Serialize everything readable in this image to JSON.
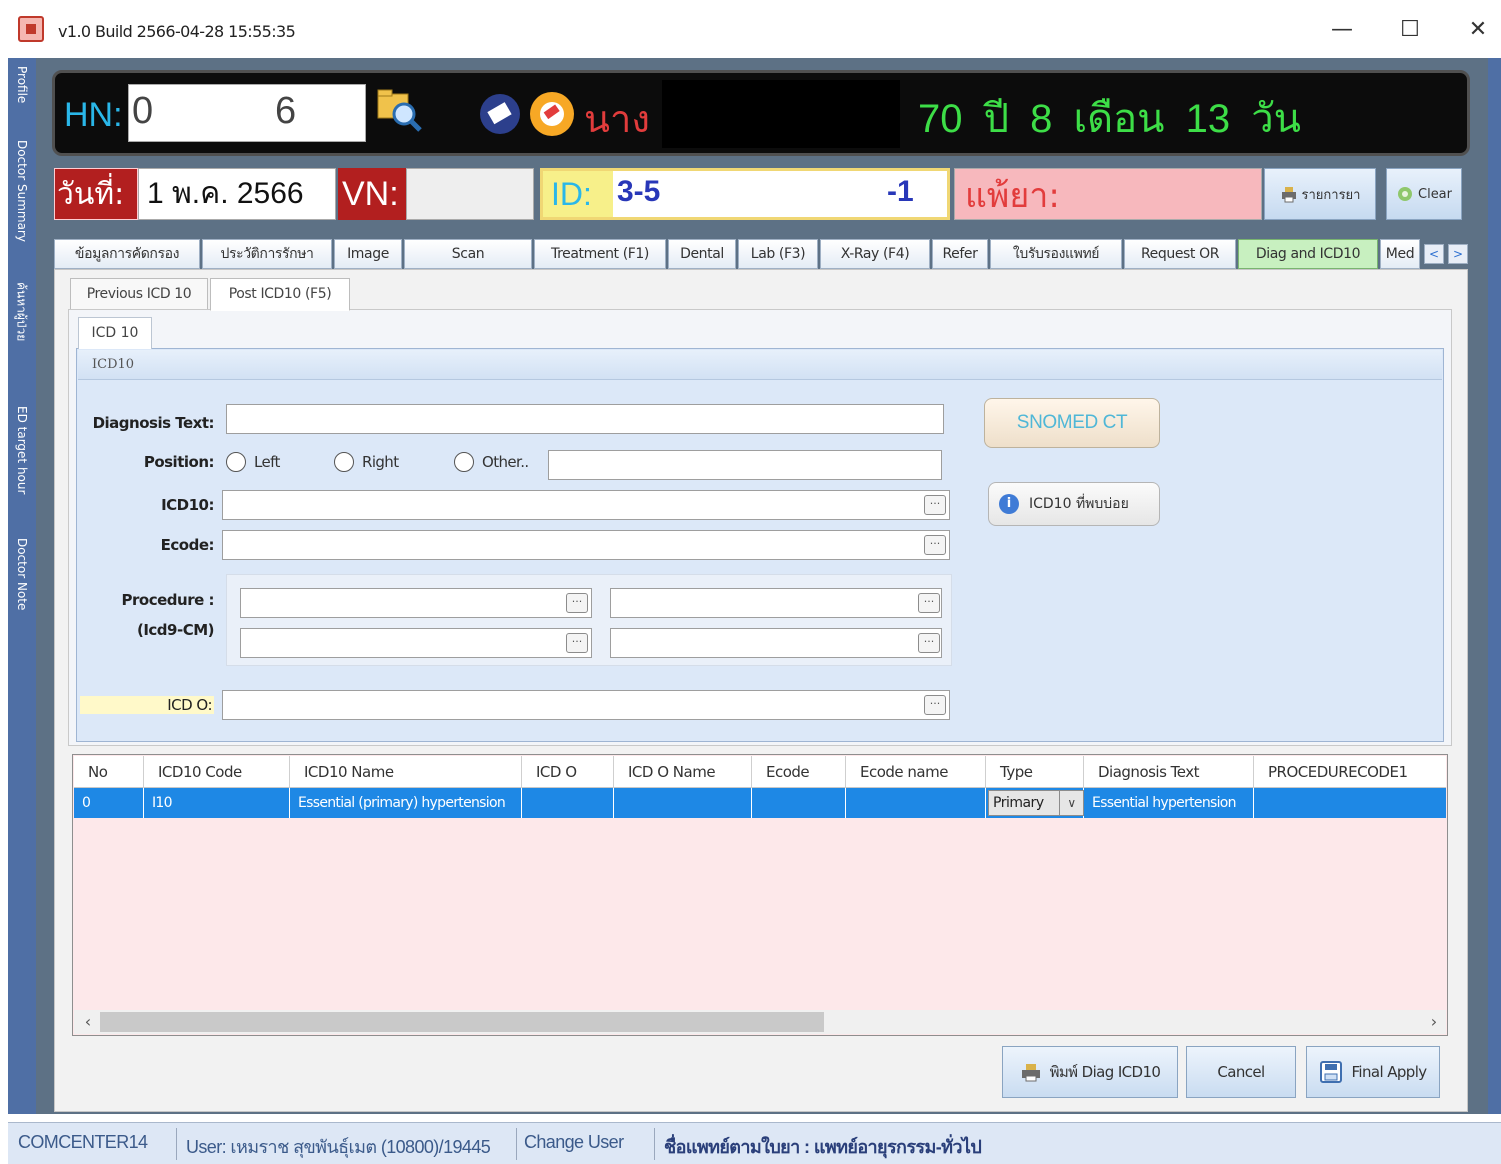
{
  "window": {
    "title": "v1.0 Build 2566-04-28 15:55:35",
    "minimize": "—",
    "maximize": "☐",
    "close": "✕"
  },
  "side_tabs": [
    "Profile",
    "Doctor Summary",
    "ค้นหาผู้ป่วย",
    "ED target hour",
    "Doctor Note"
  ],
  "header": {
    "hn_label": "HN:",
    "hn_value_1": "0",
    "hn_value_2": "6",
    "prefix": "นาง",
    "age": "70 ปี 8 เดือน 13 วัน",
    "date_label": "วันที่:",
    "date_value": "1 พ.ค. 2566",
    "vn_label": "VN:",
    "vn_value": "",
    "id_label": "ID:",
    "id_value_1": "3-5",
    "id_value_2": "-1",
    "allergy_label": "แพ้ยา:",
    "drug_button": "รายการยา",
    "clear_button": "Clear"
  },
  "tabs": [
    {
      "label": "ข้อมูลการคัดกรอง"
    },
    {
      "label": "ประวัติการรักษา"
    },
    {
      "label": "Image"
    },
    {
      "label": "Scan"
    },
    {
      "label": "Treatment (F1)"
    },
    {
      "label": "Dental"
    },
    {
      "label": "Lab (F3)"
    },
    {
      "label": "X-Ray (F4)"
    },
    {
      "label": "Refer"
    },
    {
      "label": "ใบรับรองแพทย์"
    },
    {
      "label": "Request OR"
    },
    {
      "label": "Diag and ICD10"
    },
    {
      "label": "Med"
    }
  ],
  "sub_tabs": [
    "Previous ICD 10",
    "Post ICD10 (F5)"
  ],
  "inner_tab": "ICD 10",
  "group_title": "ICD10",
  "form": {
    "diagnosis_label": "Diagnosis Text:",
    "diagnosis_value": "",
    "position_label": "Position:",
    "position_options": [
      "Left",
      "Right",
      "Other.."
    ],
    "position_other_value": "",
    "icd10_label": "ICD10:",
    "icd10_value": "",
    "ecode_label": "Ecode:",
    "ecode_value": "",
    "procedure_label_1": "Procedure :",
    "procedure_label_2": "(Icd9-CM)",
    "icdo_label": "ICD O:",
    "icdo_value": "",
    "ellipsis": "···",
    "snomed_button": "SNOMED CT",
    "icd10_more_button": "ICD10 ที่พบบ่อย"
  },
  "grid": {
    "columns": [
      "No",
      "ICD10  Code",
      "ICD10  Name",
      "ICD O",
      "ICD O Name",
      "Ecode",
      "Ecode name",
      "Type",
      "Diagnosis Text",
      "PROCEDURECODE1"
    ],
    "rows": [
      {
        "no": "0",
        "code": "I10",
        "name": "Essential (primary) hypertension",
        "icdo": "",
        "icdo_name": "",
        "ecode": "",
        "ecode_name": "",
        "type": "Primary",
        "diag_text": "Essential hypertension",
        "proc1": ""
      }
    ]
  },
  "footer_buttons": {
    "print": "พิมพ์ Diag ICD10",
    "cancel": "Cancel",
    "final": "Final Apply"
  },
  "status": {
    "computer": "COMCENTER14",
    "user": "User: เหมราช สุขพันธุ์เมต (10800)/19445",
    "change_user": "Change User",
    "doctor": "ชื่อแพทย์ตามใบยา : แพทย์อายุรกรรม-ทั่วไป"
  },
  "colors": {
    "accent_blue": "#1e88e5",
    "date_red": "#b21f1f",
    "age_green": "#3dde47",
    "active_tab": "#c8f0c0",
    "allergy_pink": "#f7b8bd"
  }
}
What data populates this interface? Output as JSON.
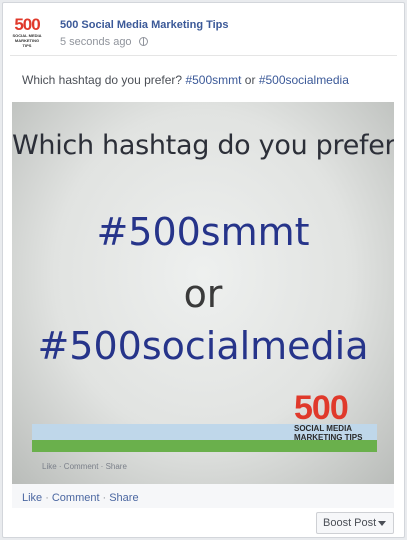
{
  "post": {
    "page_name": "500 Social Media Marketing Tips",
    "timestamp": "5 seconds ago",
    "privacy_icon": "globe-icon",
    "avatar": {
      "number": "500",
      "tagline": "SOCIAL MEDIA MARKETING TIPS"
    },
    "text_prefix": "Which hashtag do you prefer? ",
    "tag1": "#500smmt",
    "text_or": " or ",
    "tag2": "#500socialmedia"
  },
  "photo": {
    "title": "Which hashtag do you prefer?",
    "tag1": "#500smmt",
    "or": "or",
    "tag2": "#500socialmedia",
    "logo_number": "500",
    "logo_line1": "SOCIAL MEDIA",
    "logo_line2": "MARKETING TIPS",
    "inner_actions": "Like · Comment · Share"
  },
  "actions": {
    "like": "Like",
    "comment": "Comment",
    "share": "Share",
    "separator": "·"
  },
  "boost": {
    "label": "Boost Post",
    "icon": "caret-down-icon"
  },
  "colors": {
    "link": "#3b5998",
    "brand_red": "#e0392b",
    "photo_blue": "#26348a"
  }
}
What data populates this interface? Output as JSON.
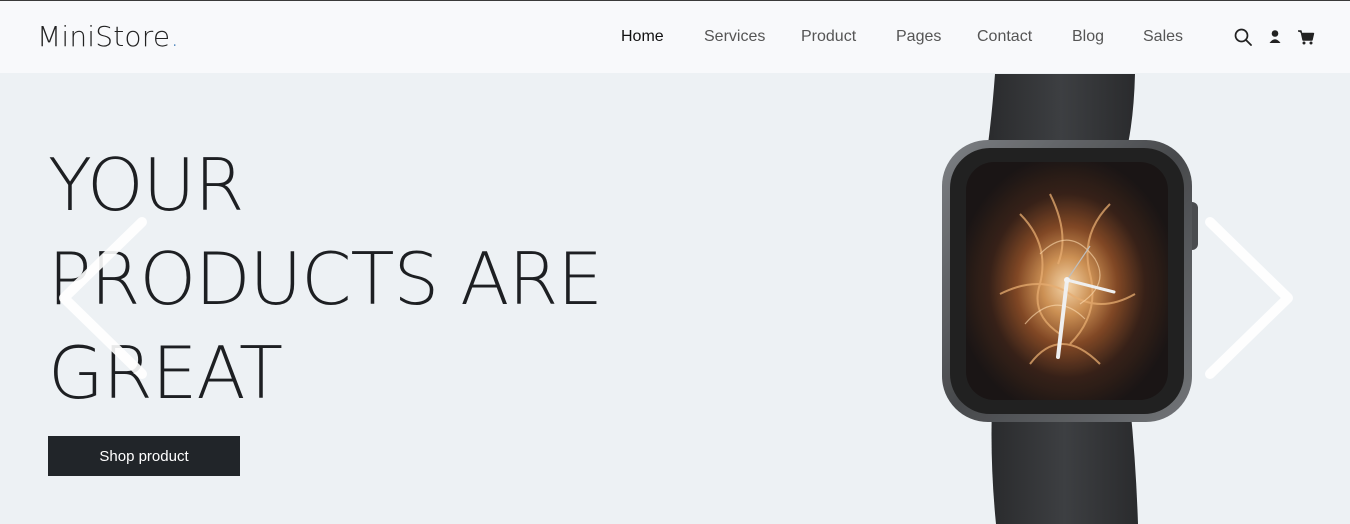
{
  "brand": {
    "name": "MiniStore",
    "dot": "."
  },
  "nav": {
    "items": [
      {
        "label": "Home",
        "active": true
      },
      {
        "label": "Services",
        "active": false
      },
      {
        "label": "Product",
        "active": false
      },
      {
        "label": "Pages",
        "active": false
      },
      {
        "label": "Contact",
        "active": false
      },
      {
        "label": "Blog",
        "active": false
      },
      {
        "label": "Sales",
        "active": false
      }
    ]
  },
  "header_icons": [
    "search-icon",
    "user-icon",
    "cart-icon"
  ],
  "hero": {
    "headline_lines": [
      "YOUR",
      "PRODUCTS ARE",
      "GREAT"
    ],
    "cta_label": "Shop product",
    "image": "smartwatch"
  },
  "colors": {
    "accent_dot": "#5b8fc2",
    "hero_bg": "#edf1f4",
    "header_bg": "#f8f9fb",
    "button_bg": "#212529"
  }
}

______

EXERCISE GOAL: In the listing, find each line with the string "hypertension" and copy it.

ANSWER TO THIS PROBLEM:
        "name": "Essential (primary) hypertension",
        "diag_text": "Essential hypertension",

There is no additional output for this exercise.